→ **AIM**
Count the lines below that contain the word "Pressures", and report only that number.

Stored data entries

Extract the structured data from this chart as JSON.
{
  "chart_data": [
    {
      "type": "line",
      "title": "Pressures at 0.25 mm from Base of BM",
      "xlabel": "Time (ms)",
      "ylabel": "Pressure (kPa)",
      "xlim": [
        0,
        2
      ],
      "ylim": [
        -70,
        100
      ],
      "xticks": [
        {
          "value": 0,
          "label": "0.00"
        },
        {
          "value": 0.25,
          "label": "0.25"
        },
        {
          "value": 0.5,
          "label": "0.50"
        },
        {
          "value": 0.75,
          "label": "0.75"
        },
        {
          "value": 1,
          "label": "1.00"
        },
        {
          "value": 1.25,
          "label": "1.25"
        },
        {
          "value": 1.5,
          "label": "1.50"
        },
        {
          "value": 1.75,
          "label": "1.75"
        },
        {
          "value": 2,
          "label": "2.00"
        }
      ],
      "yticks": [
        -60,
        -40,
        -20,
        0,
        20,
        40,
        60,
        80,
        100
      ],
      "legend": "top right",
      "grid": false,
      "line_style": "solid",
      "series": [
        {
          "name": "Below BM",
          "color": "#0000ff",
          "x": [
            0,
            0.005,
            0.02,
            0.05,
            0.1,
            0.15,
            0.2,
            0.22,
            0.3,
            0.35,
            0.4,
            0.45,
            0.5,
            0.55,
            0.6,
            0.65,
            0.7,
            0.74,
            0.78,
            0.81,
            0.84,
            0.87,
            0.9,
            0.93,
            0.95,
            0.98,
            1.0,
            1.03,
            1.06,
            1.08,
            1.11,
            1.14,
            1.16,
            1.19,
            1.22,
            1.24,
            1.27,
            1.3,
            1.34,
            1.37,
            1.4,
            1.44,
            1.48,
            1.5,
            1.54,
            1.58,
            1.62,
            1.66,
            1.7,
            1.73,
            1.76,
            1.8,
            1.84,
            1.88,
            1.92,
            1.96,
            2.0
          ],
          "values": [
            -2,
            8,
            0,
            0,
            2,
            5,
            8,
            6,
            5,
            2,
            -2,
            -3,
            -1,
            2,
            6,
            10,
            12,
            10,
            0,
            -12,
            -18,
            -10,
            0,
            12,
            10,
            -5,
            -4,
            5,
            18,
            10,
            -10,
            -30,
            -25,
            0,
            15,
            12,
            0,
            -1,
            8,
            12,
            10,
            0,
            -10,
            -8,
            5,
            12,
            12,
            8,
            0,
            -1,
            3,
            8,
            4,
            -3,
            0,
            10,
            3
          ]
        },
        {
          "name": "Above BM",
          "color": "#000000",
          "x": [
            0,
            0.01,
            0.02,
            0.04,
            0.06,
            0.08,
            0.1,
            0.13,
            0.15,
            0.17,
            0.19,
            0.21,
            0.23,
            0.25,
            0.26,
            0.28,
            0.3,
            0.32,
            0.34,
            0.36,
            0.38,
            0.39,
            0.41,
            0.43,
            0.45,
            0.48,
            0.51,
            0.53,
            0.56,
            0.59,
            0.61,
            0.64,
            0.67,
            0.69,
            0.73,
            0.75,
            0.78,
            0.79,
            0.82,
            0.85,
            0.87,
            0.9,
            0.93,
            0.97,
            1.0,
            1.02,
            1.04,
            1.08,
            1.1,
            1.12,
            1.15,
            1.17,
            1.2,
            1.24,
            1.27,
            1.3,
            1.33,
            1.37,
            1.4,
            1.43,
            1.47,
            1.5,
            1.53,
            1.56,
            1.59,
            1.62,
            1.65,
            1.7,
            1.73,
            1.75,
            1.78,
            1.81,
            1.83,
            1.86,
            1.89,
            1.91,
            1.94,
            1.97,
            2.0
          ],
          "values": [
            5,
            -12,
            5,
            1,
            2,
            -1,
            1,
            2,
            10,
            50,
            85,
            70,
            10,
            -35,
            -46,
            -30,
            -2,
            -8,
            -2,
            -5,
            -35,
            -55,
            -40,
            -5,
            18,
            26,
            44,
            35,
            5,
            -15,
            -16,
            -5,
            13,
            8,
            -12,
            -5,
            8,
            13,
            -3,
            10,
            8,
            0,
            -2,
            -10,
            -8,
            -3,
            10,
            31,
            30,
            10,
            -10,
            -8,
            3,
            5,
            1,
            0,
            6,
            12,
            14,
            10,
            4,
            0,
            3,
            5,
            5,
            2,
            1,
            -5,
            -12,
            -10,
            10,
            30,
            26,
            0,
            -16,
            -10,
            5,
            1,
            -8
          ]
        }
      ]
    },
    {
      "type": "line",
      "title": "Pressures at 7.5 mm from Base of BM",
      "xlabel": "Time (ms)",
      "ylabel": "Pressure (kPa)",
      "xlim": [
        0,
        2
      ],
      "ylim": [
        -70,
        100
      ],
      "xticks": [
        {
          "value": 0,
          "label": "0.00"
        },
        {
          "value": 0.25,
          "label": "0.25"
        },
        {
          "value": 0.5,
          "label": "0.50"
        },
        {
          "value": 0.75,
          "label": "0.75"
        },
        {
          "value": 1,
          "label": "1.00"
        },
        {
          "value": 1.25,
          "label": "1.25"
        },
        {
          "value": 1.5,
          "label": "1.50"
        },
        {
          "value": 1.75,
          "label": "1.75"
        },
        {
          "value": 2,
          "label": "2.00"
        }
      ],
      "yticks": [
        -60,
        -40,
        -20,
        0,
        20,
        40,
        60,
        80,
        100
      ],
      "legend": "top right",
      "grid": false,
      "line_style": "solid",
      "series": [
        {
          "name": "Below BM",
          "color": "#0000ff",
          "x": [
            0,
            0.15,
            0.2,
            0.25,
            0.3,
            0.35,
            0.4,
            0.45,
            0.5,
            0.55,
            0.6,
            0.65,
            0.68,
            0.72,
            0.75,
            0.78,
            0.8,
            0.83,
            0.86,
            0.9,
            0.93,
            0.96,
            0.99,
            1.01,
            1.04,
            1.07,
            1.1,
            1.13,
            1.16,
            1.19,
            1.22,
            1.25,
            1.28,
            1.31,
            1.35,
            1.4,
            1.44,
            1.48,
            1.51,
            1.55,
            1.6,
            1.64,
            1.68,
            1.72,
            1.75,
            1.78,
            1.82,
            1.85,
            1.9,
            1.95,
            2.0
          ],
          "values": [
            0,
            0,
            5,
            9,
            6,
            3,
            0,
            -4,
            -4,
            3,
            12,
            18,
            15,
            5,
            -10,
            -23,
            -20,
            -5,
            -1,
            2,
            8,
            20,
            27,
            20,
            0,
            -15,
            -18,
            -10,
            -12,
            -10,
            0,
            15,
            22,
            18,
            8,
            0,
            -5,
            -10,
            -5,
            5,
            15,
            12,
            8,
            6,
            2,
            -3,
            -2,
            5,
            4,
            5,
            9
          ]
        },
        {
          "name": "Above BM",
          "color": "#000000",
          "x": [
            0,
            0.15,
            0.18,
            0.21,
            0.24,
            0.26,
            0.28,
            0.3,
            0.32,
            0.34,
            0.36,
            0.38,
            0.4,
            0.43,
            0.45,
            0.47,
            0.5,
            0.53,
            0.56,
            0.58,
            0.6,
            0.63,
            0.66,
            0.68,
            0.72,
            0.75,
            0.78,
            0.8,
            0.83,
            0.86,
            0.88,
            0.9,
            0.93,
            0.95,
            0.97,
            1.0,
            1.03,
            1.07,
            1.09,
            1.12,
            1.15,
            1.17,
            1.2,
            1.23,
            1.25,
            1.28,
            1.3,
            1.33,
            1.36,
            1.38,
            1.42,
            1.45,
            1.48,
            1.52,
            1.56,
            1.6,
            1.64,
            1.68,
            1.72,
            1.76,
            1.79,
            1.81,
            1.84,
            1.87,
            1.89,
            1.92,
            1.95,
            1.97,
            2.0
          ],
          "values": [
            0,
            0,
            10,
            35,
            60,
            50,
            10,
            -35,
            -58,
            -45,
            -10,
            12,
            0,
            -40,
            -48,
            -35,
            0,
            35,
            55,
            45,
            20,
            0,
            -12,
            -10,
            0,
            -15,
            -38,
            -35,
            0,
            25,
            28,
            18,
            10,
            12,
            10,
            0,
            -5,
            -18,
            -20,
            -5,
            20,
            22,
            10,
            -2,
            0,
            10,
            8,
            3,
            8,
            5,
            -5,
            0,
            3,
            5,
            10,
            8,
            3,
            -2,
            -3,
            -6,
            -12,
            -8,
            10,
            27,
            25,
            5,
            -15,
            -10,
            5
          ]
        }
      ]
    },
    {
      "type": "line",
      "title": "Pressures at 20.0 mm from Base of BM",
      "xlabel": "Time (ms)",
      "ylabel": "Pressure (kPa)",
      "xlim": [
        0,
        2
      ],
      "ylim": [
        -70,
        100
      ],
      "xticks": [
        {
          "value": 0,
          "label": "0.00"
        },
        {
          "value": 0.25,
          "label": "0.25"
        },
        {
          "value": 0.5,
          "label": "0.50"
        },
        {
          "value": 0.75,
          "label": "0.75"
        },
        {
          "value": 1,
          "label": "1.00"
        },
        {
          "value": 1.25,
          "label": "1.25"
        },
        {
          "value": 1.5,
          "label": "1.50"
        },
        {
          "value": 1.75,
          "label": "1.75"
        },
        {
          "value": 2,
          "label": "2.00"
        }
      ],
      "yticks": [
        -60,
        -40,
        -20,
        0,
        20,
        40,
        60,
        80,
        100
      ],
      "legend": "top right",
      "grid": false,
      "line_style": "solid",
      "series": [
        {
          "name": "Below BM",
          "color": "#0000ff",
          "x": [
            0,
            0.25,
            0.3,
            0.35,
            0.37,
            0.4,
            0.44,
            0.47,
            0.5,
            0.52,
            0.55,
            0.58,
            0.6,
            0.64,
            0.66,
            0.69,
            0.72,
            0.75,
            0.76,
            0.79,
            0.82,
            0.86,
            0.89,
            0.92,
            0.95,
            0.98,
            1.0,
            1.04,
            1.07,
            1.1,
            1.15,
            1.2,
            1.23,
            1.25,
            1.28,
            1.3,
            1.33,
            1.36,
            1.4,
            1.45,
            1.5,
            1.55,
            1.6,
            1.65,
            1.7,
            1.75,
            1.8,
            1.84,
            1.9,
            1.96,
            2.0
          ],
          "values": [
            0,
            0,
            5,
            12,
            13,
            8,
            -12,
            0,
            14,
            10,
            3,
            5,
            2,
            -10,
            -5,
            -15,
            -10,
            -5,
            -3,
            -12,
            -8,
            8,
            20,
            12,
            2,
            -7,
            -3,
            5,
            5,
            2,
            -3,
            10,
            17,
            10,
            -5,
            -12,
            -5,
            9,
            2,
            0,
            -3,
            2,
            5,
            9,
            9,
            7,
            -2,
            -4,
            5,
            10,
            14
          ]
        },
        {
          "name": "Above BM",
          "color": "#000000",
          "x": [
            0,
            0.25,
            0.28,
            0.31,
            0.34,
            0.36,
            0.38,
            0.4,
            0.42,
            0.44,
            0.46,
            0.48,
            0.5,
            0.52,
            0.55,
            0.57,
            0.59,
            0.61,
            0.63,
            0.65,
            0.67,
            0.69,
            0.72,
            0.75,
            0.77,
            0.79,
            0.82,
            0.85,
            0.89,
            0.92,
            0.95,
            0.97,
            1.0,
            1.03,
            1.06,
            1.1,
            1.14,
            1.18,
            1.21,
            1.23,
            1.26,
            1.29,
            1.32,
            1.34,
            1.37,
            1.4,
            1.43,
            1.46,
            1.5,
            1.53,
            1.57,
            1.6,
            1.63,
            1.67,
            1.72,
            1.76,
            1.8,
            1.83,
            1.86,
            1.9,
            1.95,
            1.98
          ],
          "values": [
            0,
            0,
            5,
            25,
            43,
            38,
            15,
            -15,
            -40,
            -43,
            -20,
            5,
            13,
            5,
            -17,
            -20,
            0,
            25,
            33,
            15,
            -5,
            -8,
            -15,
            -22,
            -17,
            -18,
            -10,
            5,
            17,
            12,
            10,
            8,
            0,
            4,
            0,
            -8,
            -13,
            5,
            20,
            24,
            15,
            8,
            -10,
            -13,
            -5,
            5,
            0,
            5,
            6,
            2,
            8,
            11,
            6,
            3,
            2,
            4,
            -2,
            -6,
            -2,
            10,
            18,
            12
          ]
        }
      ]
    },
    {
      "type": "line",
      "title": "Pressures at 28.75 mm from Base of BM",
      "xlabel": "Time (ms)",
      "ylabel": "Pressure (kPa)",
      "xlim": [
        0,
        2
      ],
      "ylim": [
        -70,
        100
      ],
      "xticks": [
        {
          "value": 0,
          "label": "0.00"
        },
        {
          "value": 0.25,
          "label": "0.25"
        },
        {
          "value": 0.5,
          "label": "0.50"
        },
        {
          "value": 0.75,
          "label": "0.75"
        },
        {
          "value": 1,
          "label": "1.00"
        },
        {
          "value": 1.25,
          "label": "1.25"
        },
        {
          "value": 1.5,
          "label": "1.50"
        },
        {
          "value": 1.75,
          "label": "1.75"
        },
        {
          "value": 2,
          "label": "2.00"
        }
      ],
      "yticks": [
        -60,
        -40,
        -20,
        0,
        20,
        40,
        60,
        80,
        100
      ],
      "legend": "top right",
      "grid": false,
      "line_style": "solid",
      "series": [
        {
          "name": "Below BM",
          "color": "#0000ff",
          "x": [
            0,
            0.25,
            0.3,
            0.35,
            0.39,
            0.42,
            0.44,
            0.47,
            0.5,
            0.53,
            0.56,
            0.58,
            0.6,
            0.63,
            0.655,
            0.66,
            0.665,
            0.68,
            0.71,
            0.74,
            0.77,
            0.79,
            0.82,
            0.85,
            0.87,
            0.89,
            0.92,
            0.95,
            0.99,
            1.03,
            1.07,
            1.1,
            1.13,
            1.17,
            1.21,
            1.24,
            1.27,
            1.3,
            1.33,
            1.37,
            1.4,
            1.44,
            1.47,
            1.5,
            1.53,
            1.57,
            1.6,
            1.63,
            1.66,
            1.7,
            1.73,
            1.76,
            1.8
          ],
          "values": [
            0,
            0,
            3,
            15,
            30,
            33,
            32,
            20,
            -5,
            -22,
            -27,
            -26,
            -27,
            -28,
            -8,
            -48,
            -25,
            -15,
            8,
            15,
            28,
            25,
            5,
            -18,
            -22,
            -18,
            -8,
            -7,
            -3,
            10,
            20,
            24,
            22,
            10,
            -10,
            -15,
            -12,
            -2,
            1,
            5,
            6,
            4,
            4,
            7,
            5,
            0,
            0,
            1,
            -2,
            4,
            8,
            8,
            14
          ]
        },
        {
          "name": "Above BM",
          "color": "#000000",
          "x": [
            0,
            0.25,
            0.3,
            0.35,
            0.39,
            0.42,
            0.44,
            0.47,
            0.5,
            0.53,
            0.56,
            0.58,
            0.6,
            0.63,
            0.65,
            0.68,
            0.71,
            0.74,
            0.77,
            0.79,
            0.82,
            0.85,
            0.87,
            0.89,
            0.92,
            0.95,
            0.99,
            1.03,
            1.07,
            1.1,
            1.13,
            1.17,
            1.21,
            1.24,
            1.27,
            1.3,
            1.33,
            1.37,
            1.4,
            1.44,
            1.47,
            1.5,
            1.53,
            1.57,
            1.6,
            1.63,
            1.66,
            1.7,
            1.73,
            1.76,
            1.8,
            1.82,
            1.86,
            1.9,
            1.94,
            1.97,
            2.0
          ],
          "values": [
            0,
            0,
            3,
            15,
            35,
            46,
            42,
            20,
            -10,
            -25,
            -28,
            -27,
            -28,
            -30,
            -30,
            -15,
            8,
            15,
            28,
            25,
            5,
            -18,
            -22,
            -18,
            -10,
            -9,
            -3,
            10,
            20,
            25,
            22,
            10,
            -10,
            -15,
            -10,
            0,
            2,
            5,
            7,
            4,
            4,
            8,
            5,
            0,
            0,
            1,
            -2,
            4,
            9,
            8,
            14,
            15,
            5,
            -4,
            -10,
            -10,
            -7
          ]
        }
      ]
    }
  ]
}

→ **FINISHED TASK**
4